**Work instructions**
Retype the rows from the start of the records through the line that contains "noise-blob xyxy=(62,185,69,199)", inclusive.

━━ Provided data ━━

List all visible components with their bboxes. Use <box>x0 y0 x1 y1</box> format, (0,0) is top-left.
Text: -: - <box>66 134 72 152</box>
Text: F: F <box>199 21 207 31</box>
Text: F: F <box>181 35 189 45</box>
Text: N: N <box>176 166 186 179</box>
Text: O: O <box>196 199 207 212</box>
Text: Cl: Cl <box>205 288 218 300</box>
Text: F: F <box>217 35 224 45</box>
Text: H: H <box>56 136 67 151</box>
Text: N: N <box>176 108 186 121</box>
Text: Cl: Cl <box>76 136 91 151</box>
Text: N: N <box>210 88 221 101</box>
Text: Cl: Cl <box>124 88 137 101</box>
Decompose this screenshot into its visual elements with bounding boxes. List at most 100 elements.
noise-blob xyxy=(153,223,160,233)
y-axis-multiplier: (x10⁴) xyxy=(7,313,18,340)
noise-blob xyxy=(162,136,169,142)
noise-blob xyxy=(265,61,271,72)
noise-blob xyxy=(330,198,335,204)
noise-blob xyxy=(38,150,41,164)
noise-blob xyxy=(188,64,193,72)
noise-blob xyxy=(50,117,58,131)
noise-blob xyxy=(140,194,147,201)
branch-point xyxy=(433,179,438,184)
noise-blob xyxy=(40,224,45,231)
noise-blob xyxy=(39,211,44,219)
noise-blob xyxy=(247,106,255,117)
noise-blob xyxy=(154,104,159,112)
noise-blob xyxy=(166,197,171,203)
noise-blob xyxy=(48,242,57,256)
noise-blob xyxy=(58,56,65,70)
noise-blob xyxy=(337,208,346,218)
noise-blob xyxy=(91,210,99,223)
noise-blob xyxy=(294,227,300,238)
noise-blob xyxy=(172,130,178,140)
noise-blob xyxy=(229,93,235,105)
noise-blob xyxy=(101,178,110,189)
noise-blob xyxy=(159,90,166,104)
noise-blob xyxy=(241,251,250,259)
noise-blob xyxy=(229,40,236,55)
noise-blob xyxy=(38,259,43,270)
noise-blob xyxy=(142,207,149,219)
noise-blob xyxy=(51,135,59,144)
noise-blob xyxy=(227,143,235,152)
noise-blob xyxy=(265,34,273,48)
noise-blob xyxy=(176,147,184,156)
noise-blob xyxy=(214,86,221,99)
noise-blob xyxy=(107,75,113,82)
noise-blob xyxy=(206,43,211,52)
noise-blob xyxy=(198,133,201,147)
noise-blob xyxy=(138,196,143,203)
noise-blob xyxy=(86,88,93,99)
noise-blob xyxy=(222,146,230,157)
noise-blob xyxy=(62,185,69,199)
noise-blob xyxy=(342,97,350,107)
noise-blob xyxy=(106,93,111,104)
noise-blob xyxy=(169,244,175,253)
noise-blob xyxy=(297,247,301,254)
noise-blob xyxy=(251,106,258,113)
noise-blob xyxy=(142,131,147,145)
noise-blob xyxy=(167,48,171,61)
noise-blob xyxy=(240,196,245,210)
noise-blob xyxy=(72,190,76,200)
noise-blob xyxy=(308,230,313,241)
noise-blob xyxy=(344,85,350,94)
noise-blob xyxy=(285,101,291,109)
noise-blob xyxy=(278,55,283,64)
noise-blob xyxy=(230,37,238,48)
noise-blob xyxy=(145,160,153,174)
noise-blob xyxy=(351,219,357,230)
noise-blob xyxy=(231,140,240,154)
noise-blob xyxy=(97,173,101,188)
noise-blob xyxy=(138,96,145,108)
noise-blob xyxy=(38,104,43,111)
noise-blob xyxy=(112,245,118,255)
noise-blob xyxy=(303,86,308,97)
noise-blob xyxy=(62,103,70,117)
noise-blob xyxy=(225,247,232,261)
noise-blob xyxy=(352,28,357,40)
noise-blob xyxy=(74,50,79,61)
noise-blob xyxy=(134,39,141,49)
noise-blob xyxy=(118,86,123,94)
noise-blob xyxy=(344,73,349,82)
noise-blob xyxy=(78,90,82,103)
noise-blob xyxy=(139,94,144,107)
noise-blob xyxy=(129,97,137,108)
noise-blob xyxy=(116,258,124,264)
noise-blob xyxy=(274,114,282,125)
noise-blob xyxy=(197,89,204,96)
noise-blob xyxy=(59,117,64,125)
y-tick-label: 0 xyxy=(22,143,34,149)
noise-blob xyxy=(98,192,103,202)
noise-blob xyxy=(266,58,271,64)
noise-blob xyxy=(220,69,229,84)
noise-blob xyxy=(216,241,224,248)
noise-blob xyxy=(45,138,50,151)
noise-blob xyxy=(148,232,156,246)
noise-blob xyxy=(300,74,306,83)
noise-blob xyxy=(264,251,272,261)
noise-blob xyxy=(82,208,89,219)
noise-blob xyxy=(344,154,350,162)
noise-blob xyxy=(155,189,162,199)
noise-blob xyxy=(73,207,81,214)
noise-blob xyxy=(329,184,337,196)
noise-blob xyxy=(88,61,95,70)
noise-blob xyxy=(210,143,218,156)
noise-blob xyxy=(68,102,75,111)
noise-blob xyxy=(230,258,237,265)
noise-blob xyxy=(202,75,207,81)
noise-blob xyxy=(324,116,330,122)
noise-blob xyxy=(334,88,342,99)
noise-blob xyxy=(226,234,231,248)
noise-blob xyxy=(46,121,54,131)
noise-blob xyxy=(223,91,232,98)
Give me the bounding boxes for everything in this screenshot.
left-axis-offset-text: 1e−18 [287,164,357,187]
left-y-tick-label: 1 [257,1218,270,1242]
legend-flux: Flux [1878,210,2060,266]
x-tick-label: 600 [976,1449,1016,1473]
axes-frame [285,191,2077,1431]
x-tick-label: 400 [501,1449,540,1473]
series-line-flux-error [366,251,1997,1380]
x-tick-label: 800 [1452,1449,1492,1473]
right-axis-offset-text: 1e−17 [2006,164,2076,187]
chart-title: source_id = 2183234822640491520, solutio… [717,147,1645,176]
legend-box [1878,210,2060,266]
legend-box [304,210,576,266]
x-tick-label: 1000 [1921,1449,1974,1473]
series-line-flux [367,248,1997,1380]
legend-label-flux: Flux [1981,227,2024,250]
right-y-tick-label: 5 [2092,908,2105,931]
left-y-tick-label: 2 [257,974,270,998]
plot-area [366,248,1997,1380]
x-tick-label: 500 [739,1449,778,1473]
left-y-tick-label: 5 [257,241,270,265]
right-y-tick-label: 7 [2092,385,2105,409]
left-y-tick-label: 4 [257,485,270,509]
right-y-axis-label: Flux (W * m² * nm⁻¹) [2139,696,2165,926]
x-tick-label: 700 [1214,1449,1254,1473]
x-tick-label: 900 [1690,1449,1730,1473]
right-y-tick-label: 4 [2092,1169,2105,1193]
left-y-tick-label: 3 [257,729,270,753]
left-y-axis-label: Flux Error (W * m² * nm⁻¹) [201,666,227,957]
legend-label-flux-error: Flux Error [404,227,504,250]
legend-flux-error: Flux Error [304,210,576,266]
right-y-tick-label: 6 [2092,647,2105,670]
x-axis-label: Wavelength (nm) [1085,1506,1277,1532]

━━━

**Solved exercise**
List all visible components with their bboxes. Use <box>x0 y0 x1 y1</box> format, (0,0) is top-left.
Text: -: - <box>66 134 72 152</box>
Text: F: F <box>199 21 207 31</box>
Text: F: F <box>181 35 189 45</box>
Text: N: N <box>176 166 186 179</box>
Text: O: O <box>196 199 207 212</box>
Text: Cl: Cl <box>205 288 218 300</box>
Text: F: F <box>217 35 224 45</box>
Text: H: H <box>56 136 67 151</box>
Text: N: N <box>176 108 186 121</box>
Text: Cl: Cl <box>76 136 91 151</box>
Text: N: N <box>210 88 221 101</box>
Text: Cl: Cl <box>124 88 137 101</box>
Decompose this screenshot into its visual elements with bounding boxes. List at most 100 elements.
noise-blob xyxy=(153,223,160,233)
y-axis-multiplier: (x10⁴) xyxy=(7,313,18,340)
noise-blob xyxy=(162,136,169,142)
noise-blob xyxy=(265,61,271,72)
noise-blob xyxy=(330,198,335,204)
noise-blob xyxy=(38,150,41,164)
noise-blob xyxy=(188,64,193,72)
noise-blob xyxy=(50,117,58,131)
noise-blob xyxy=(140,194,147,201)
branch-point xyxy=(433,179,438,184)
noise-blob xyxy=(40,224,45,231)
noise-blob xyxy=(39,211,44,219)
noise-blob xyxy=(247,106,255,117)
noise-blob xyxy=(154,104,159,112)
noise-blob xyxy=(166,197,171,203)
noise-blob xyxy=(48,242,57,256)
noise-blob xyxy=(58,56,65,70)
noise-blob xyxy=(337,208,346,218)
noise-blob xyxy=(91,210,99,223)
noise-blob xyxy=(294,227,300,238)
noise-blob xyxy=(172,130,178,140)
noise-blob xyxy=(229,93,235,105)
noise-blob xyxy=(101,178,110,189)
noise-blob xyxy=(159,90,166,104)
noise-blob xyxy=(241,251,250,259)
noise-blob xyxy=(229,40,236,55)
noise-blob xyxy=(38,259,43,270)
noise-blob xyxy=(142,207,149,219)
noise-blob xyxy=(51,135,59,144)
noise-blob xyxy=(227,143,235,152)
noise-blob xyxy=(265,34,273,48)
noise-blob xyxy=(176,147,184,156)
noise-blob xyxy=(214,86,221,99)
noise-blob xyxy=(107,75,113,82)
noise-blob xyxy=(206,43,211,52)
noise-blob xyxy=(198,133,201,147)
noise-blob xyxy=(138,196,143,203)
noise-blob xyxy=(86,88,93,99)
noise-blob xyxy=(222,146,230,157)
noise-blob xyxy=(62,185,69,199)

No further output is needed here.